> _Materials provided_
::::::::::

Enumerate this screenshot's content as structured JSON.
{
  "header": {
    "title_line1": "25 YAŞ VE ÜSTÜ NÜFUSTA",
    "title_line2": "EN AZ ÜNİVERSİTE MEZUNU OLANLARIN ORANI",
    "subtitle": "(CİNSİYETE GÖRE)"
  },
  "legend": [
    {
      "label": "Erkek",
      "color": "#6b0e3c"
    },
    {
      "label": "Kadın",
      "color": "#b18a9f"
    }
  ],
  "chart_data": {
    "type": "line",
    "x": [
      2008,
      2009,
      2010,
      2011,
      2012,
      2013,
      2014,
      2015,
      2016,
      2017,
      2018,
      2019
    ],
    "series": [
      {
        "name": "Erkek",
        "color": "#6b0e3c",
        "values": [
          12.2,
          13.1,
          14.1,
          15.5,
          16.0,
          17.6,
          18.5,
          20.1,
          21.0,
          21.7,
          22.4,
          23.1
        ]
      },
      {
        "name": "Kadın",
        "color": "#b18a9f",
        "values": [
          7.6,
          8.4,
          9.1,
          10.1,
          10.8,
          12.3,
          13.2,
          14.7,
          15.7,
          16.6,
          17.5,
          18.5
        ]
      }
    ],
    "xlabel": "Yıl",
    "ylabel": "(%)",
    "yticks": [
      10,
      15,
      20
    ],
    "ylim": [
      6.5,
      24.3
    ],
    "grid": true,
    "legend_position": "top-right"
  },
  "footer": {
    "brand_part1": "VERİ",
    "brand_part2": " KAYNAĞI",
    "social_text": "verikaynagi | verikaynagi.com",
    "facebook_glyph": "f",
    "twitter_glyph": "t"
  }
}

::::::::::

> _The exercise_
Look through the material and say how many lines hold "color". Give the number only.

> _Result for this exercise_
4